- WHAT YOU HAVE TO DO -
Filter the data for lines with the word "subtitle", then copy every line so identified.

Figure contents as structured data:

══════════════════════════════

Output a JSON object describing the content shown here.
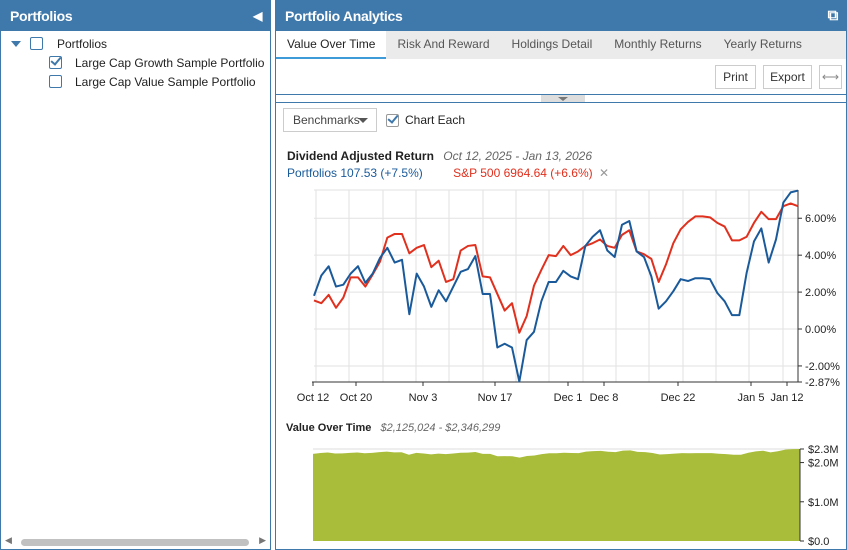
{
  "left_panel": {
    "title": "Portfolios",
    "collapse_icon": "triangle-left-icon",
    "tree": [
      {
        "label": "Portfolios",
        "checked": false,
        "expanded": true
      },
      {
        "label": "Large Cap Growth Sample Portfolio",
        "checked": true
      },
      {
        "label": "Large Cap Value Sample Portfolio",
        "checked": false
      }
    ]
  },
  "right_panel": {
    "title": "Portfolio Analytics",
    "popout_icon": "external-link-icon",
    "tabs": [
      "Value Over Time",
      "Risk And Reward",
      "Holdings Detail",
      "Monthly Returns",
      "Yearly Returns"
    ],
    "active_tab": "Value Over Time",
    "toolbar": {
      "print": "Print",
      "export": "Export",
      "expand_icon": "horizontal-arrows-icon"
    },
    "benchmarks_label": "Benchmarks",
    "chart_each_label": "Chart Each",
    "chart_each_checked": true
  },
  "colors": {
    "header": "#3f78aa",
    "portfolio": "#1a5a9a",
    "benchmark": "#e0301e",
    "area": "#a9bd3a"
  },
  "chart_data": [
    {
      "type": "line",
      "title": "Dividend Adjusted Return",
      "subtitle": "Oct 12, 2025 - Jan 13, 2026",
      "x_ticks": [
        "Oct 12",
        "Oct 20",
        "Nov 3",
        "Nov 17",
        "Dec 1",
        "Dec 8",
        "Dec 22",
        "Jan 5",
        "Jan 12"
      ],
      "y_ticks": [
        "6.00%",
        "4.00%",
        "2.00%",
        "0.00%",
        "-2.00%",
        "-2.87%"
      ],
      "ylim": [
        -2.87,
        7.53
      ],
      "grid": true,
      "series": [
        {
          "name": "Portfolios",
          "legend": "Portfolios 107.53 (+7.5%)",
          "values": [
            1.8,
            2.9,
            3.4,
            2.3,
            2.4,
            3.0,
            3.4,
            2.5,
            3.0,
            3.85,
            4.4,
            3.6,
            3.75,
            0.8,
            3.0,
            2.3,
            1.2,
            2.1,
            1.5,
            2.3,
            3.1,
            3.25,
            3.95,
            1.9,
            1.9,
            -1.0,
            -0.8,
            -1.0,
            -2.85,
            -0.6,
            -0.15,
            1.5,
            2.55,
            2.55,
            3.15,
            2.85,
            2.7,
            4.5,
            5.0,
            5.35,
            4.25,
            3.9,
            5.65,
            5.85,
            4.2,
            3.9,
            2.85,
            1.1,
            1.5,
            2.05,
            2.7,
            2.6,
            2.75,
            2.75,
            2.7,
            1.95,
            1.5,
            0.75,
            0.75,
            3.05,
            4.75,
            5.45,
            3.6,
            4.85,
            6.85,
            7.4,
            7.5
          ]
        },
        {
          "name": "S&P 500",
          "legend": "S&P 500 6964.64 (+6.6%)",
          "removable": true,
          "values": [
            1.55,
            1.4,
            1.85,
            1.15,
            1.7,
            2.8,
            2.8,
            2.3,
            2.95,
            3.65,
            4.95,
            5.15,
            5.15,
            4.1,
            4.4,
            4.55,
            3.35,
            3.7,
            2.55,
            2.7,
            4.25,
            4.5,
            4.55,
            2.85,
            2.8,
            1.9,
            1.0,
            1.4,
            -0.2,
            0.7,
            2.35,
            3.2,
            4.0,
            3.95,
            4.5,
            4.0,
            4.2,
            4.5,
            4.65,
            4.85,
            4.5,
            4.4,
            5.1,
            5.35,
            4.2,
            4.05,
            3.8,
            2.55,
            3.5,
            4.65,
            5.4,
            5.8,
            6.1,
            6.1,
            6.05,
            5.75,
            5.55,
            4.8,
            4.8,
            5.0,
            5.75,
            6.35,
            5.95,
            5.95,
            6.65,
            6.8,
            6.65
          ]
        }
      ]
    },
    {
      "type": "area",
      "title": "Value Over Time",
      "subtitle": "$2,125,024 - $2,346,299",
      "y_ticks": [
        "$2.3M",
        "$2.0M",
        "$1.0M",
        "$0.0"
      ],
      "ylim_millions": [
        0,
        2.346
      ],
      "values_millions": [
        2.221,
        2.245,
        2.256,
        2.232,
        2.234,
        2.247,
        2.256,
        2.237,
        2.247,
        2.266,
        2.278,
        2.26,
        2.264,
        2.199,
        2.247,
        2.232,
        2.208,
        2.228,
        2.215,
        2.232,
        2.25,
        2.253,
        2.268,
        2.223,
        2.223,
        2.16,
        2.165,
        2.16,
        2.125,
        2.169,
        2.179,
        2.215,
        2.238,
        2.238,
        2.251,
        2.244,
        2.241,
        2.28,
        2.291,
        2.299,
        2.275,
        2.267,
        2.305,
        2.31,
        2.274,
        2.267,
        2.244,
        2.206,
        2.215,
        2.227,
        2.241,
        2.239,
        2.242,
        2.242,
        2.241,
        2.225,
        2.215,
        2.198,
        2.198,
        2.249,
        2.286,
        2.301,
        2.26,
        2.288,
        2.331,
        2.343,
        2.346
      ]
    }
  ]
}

══════════════════════════════

- REPLY TO THE EXERCISE -
      "subtitle": "Oct 12, 2025 - Jan 13, 2026",
      "subtitle": "$2,125,024 - $2,346,299",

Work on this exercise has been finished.